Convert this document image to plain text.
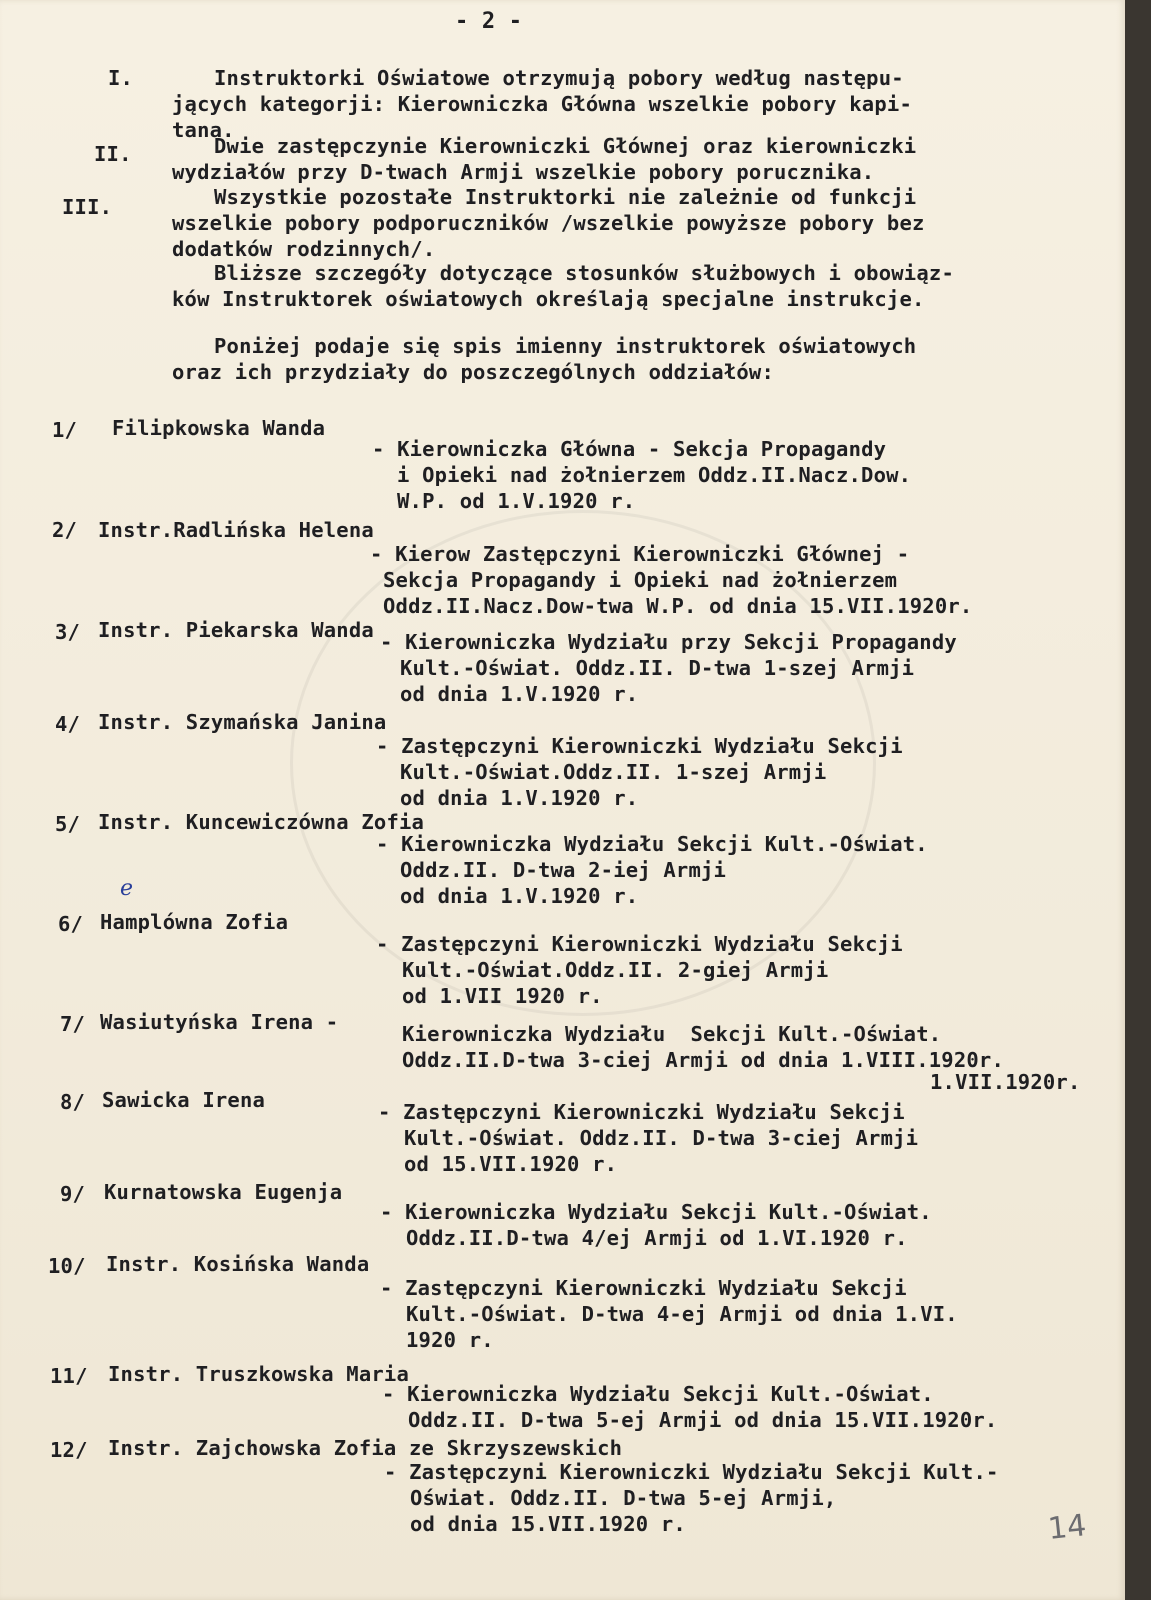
- 2 -
I.	Instruktorki Oświatowe otrzymują pobory według następu-
jących kategorji: Kierowniczka Główna wszelkie pobory kapi-
tana.
II.	Dwie zastępczynie Kierowniczki Głównej oraz kierowniczki
wydziałów przy D-twach Armji wszelkie pobory porucznika.
III.	Wszystkie pozostałe Instruktorki nie zależnie od funkcji
wszelkie pobory podporuczników /wszelkie powyższe pobory bez
dodatków rodzinnych/.
Bliższe szczegóły dotyczące stosunków służbowych i obowiąz-
ków Instruktorek oświatowych określają specjalne instrukcje.
Poniżej podaje się spis imienny instruktorek oświatowych
oraz ich przydziały do poszczególnych oddziałów:
1/ Filipkowska Wanda
- Kierowniczka Główna - Sekcja Propagandy
i Opieki nad żołnierzem Oddz.II.Nacz.Dow.
W.P. od 1.V.1920 r.
2/ Instr.Radlińska Helena
- Kierow Zastępczyni Kierowniczki Głównej -
Sekcja Propagandy i Opieki nad żołnierzem
Oddz.II.Nacz.Dow-twa W.P. od dnia 15.VII.1920r.
3/ Instr. Piekarska Wanda - Kierowniczka Wydziału przy Sekcji Propagandy
Kult.-Oświat. Oddz.II. D-twa 1-szej Armji
od dnia 1.V.1920 r.
4/ Instr. Szymańska Janina
- Zastępczyni Kierowniczki Wydziału Sekcji
Kult.-Oświat.Oddz.II. 1-szej Armji
od dnia 1.V.1920 r.
5/ Instr. Kuncewiczówna Zofia
- Kierowniczka Wydziału Sekcji Kult.-Oświat.
Oddz.II. D-twa 2-iej Armji
od dnia 1.V.1920 r.
e
6/ Hamplówna Zofia
- Zastępczyni Kierowniczki Wydziału Sekcji
Kult.-Oświat.Oddz.II. 2-giej Armji
od 1.VII 1920 r.
7/ Wasiutyńska Irena -	Kierowniczka Wydziału  Sekcji Kult.-Oświat.
Oddz.II.D-twa 3-ciej Armji od dnia 1.VIII.1920r.
1.VII.1920r.
8/ Sawicka Irena	- Zastępczyni Kierowniczki Wydziału Sekcji
Kult.-Oświat. Oddz.II. D-twa 3-ciej Armji
od 15.VII.1920 r.
9/ Kurnatowska Eugenja
- Kierowniczka Wydziału Sekcji Kult.-Oświat.
Oddz.II.D-twa 4/ej Armji od 1.VI.1920 r.
10/ Instr. Kosińska Wanda
- Zastępczyni Kierowniczki Wydziału Sekcji
Kult.-Oświat. D-twa 4-ej Armji od dnia 1.VI.
1920 r.
11/ Instr. Truszkowska Maria
- Kierowniczka Wydziału Sekcji Kult.-Oświat.
Oddz.II. D-twa 5-ej Armji od dnia 15.VII.1920r.
12/ Instr. Zajchowska Zofia ze Skrzyszewskich
- Zastępczyni Kierowniczki Wydziału Sekcji Kult.-
Oświat. Oddz.II. D-twa 5-ej Armji,
od dnia 15.VII.1920 r.	14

------------------------------------------------------------------------

* **INSTRUCTIONS TO FOLLOW**:
Pull out every line in the material above where "dnia" occurs.

* **FULL ANSWER**:
Oddz.II.Nacz.Dow-twa W.P. od dnia 15.VII.1920r.
od dnia 1.V.1920 r.
od dnia 1.V.1920 r.
od dnia 1.V.1920 r.
Oddz.II.D-twa 3-ciej Armji od dnia 1.VIII.1920r.
Kult.-Oświat. D-twa 4-ej Armji od dnia 1.VI.
Oddz.II. D-twa 5-ej Armji od dnia 15.VII.1920r.
od dnia 15.VII.1920 r.	14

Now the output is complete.